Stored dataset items
------------------------
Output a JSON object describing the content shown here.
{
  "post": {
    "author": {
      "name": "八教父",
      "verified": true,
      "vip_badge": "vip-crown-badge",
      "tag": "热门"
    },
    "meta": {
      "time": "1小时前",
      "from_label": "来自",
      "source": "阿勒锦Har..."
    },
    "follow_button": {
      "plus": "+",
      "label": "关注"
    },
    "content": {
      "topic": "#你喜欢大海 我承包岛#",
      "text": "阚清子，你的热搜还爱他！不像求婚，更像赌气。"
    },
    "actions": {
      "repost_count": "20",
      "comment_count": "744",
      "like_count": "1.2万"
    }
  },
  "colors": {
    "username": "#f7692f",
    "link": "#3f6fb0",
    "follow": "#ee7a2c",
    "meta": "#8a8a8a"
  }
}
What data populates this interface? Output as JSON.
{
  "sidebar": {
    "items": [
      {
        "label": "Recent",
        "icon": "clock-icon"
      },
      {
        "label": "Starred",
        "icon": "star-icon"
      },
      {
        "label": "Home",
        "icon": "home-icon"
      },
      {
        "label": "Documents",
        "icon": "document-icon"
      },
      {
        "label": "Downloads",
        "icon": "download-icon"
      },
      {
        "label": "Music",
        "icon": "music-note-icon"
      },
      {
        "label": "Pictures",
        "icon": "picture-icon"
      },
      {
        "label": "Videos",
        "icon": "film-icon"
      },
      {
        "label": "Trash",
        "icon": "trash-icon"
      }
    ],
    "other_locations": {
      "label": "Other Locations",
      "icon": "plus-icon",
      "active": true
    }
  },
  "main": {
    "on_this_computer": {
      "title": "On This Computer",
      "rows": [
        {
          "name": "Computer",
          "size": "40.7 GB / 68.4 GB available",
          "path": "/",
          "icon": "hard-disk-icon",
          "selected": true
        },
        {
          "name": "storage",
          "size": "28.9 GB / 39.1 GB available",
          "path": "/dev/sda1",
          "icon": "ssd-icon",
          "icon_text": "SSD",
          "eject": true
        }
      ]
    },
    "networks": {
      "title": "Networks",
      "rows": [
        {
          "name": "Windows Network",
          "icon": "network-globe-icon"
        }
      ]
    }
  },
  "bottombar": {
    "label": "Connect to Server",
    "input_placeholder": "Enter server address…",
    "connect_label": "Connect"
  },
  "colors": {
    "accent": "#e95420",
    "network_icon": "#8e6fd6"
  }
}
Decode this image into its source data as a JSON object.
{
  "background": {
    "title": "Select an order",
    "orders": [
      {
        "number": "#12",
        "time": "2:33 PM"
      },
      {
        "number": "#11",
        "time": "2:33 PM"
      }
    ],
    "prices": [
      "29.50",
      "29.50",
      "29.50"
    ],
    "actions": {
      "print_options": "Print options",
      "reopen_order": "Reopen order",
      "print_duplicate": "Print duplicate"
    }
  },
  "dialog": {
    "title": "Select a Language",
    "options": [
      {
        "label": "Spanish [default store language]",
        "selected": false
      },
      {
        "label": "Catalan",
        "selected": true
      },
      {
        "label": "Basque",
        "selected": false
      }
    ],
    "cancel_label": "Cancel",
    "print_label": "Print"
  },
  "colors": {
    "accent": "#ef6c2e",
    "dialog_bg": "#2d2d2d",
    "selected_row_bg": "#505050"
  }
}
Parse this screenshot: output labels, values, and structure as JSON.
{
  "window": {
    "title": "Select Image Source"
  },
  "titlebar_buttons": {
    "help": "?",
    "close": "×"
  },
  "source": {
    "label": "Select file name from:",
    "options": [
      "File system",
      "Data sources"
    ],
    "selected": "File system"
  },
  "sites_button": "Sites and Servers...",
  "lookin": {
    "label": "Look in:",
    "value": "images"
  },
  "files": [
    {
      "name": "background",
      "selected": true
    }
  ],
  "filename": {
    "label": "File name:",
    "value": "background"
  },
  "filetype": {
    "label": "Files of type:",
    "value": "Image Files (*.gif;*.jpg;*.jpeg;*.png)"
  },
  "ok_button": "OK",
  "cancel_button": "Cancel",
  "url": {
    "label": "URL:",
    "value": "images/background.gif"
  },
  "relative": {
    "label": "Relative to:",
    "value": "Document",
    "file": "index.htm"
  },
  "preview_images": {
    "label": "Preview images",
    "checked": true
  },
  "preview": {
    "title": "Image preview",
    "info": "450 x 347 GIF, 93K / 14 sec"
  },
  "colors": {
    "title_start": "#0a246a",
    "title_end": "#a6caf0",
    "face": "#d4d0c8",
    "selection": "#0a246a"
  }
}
------------------------
> _Set problem_:
Output all of the material exactly as written.

> _Exercise answer_:
Output a JSON object describing the content shown here.
{
  "post": {
    "author": {
      "name": "八教父",
      "verified": true,
      "vip_badge": "vip-crown-badge",
      "tag": "热门"
    },
    "meta": {
      "time": "1小时前",
      "from_label": "来自",
      "source": "阿勒锦Har..."
    },
    "follow_button": {
      "plus": "+",
      "label": "关注"
    },
    "content": {
      "topic": "#你喜欢大海 我承包岛#",
      "text": "阚清子，你的热搜还爱他！不像求婚，更像赌气。"
    },
    "actions": {
      "repost_count": "20",
      "comment_count": "744",
      "like_count": "1.2万"
    }
  },
  "colors": {
    "username": "#f7692f",
    "link": "#3f6fb0",
    "follow": "#ee7a2c",
    "meta": "#8a8a8a"
  }
}
What data populates this interface? Output as JSON.
{
  "sidebar": {
    "items": [
      {
        "label": "Recent",
        "icon": "clock-icon"
      },
      {
        "label": "Starred",
        "icon": "star-icon"
      },
      {
        "label": "Home",
        "icon": "home-icon"
      },
      {
        "label": "Documents",
        "icon": "document-icon"
      },
      {
        "label": "Downloads",
        "icon": "download-icon"
      },
      {
        "label": "Music",
        "icon": "music-note-icon"
      },
      {
        "label": "Pictures",
        "icon": "picture-icon"
      },
      {
        "label": "Videos",
        "icon": "film-icon"
      },
      {
        "label": "Trash",
        "icon": "trash-icon"
      }
    ],
    "other_locations": {
      "label": "Other Locations",
      "icon": "plus-icon",
      "active": true
    }
  },
  "main": {
    "on_this_computer": {
      "title": "On This Computer",
      "rows": [
        {
          "name": "Computer",
          "size": "40.7 GB / 68.4 GB available",
          "path": "/",
          "icon": "hard-disk-icon",
          "selected": true
        },
        {
          "name": "storage",
          "size": "28.9 GB / 39.1 GB available",
          "path": "/dev/sda1",
          "icon": "ssd-icon",
          "icon_text": "SSD",
          "eject": true
        }
      ]
    },
    "networks": {
      "title": "Networks",
      "rows": [
        {
          "name": "Windows Network",
          "icon": "network-globe-icon"
        }
      ]
    }
  },
  "bottombar": {
    "label": "Connect to Server",
    "input_placeholder": "Enter server address…",
    "connect_label": "Connect"
  },
  "colors": {
    "accent": "#e95420",
    "network_icon": "#8e6fd6"
  }
}
Decode this image into its source data as a JSON object.
{
  "background": {
    "title": "Select an order",
    "orders": [
      {
        "number": "#12",
        "time": "2:33 PM"
      },
      {
        "number": "#11",
        "time": "2:33 PM"
      }
    ],
    "prices": [
      "29.50",
      "29.50",
      "29.50"
    ],
    "actions": {
      "print_options": "Print options",
      "reopen_order": "Reopen order",
      "print_duplicate": "Print duplicate"
    }
  },
  "dialog": {
    "title": "Select a Language",
    "options": [
      {
        "label": "Spanish [default store language]",
        "selected": false
      },
      {
        "label": "Catalan",
        "selected": true
      },
      {
        "label": "Basque",
        "selected": false
      }
    ],
    "cancel_label": "Cancel",
    "print_label": "Print"
  },
  "colors": {
    "accent": "#ef6c2e",
    "dialog_bg": "#2d2d2d",
    "selected_row_bg": "#505050"
  }
}
Parse this screenshot: output labels, values, and structure as JSON.
{
  "window": {
    "title": "Select Image Source"
  },
  "titlebar_buttons": {
    "help": "?",
    "close": "×"
  },
  "source": {
    "label": "Select file name from:",
    "options": [
      "File system",
      "Data sources"
    ],
    "selected": "File system"
  },
  "sites_button": "Sites and Servers...",
  "lookin": {
    "label": "Look in:",
    "value": "images"
  },
  "files": [
    {
      "name": "background",
      "selected": true
    }
  ],
  "filename": {
    "label": "File name:",
    "value": "background"
  },
  "filetype": {
    "label": "Files of type:",
    "value": "Image Files (*.gif;*.jpg;*.jpeg;*.png)"
  },
  "ok_button": "OK",
  "cancel_button": "Cancel",
  "url": {
    "label": "URL:",
    "value": "images/background.gif"
  },
  "relative": {
    "label": "Relative to:",
    "value": "Document",
    "file": "index.htm"
  },
  "preview_images": {
    "label": "Preview images",
    "checked": true
  },
  "preview": {
    "title": "Image preview",
    "info": "450 x 347 GIF, 93K / 14 sec"
  },
  "colors": {
    "title_start": "#0a246a",
    "title_end": "#a6caf0",
    "face": "#d4d0c8",
    "selection": "#0a246a"
  }
}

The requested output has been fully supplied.